* Exercise aim
Extract the complete data exactly as given.

══ Task data ══

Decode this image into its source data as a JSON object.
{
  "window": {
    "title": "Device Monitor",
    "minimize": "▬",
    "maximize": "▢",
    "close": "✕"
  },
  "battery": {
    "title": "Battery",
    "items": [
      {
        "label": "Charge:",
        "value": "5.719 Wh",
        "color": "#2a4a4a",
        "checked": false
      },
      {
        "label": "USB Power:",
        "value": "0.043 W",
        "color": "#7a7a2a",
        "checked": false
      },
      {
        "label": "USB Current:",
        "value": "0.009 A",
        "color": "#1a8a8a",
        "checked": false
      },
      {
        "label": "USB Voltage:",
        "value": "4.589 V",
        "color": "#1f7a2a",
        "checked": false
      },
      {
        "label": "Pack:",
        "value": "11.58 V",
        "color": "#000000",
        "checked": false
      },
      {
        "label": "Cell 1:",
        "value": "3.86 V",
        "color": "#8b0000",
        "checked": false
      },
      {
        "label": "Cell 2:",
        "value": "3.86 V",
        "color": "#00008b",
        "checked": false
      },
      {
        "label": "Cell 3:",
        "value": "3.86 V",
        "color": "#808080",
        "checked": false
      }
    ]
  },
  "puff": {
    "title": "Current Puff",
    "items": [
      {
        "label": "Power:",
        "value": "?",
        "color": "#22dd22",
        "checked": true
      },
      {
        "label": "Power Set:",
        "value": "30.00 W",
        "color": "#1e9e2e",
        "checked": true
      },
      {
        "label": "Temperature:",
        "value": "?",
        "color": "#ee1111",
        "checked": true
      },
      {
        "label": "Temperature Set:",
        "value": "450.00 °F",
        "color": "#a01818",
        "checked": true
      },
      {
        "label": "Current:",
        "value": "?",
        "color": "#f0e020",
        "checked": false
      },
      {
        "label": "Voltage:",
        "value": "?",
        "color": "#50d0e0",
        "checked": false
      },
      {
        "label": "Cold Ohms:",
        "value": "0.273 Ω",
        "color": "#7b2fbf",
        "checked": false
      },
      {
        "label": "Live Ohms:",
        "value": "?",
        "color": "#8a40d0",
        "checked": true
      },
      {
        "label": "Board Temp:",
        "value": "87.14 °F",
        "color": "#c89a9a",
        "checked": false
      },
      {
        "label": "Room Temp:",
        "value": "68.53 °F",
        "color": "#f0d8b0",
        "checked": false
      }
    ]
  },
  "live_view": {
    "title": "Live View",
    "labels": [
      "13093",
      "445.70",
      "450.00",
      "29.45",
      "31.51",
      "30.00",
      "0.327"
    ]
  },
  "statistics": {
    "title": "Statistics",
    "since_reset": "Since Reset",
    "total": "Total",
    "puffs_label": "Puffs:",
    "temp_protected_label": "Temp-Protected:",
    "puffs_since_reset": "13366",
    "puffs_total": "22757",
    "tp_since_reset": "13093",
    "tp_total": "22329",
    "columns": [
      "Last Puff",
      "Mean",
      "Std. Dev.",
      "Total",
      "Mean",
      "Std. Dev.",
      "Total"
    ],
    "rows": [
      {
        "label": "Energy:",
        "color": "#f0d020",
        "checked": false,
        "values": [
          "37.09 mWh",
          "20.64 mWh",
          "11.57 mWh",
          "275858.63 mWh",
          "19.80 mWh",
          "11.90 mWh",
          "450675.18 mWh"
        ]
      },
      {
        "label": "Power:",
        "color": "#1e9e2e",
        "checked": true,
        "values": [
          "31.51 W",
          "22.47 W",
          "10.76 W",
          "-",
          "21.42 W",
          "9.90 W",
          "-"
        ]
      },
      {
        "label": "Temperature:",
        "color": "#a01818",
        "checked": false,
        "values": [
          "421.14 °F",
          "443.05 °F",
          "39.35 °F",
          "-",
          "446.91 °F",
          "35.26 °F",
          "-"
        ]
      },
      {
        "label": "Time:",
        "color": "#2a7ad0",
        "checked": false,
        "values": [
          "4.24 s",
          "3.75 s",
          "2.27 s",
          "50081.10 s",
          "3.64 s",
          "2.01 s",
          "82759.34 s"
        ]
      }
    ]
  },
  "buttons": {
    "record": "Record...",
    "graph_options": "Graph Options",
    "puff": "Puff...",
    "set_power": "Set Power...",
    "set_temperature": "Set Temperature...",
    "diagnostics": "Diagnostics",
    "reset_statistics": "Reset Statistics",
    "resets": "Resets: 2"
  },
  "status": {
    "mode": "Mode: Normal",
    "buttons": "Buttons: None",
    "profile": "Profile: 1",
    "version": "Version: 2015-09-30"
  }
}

═══

* Completed exercise
Decode this image into its source data as a JSON object.
{
  "window": {
    "title": "Device Monitor",
    "minimize": "▬",
    "maximize": "▢",
    "close": "✕"
  },
  "battery": {
    "title": "Battery",
    "items": [
      {
        "label": "Charge:",
        "value": "5.719 Wh",
        "color": "#2a4a4a",
        "checked": false
      },
      {
        "label": "USB Power:",
        "value": "0.043 W",
        "color": "#7a7a2a",
        "checked": false
      },
      {
        "label": "USB Current:",
        "value": "0.009 A",
        "color": "#1a8a8a",
        "checked": false
      },
      {
        "label": "USB Voltage:",
        "value": "4.589 V",
        "color": "#1f7a2a",
        "checked": false
      },
      {
        "label": "Pack:",
        "value": "11.58 V",
        "color": "#000000",
        "checked": false
      },
      {
        "label": "Cell 1:",
        "value": "3.86 V",
        "color": "#8b0000",
        "checked": false
      },
      {
        "label": "Cell 2:",
        "value": "3.86 V",
        "color": "#00008b",
        "checked": false
      },
      {
        "label": "Cell 3:",
        "value": "3.86 V",
        "color": "#808080",
        "checked": false
      }
    ]
  },
  "puff": {
    "title": "Current Puff",
    "items": [
      {
        "label": "Power:",
        "value": "?",
        "color": "#22dd22",
        "checked": true
      },
      {
        "label": "Power Set:",
        "value": "30.00 W",
        "color": "#1e9e2e",
        "checked": true
      },
      {
        "label": "Temperature:",
        "value": "?",
        "color": "#ee1111",
        "checked": true
      },
      {
        "label": "Temperature Set:",
        "value": "450.00 °F",
        "color": "#a01818",
        "checked": true
      },
      {
        "label": "Current:",
        "value": "?",
        "color": "#f0e020",
        "checked": false
      },
      {
        "label": "Voltage:",
        "value": "?",
        "color": "#50d0e0",
        "checked": false
      },
      {
        "label": "Cold Ohms:",
        "value": "0.273 Ω",
        "color": "#7b2fbf",
        "checked": false
      },
      {
        "label": "Live Ohms:",
        "value": "?",
        "color": "#8a40d0",
        "checked": true
      },
      {
        "label": "Board Temp:",
        "value": "87.14 °F",
        "color": "#c89a9a",
        "checked": false
      },
      {
        "label": "Room Temp:",
        "value": "68.53 °F",
        "color": "#f0d8b0",
        "checked": false
      }
    ]
  },
  "live_view": {
    "title": "Live View",
    "labels": [
      "13093",
      "445.70",
      "450.00",
      "29.45",
      "31.51",
      "30.00",
      "0.327"
    ]
  },
  "statistics": {
    "title": "Statistics",
    "since_reset": "Since Reset",
    "total": "Total",
    "puffs_label": "Puffs:",
    "temp_protected_label": "Temp-Protected:",
    "puffs_since_reset": "13366",
    "puffs_total": "22757",
    "tp_since_reset": "13093",
    "tp_total": "22329",
    "columns": [
      "Last Puff",
      "Mean",
      "Std. Dev.",
      "Total",
      "Mean",
      "Std. Dev.",
      "Total"
    ],
    "rows": [
      {
        "label": "Energy:",
        "color": "#f0d020",
        "checked": false,
        "values": [
          "37.09 mWh",
          "20.64 mWh",
          "11.57 mWh",
          "275858.63 mWh",
          "19.80 mWh",
          "11.90 mWh",
          "450675.18 mWh"
        ]
      },
      {
        "label": "Power:",
        "color": "#1e9e2e",
        "checked": true,
        "values": [
          "31.51 W",
          "22.47 W",
          "10.76 W",
          "-",
          "21.42 W",
          "9.90 W",
          "-"
        ]
      },
      {
        "label": "Temperature:",
        "color": "#a01818",
        "checked": false,
        "values": [
          "421.14 °F",
          "443.05 °F",
          "39.35 °F",
          "-",
          "446.91 °F",
          "35.26 °F",
          "-"
        ]
      },
      {
        "label": "Time:",
        "color": "#2a7ad0",
        "checked": false,
        "values": [
          "4.24 s",
          "3.75 s",
          "2.27 s",
          "50081.10 s",
          "3.64 s",
          "2.01 s",
          "82759.34 s"
        ]
      }
    ]
  },
  "buttons": {
    "record": "Record...",
    "graph_options": "Graph Options",
    "puff": "Puff...",
    "set_power": "Set Power...",
    "set_temperature": "Set Temperature...",
    "diagnostics": "Diagnostics",
    "reset_statistics": "Reset Statistics",
    "resets": "Resets: 2"
  },
  "status": {
    "mode": "Mode: Normal",
    "buttons": "Buttons: None",
    "profile": "Profile: 1",
    "version": "Version: 2015-09-30"
  }
}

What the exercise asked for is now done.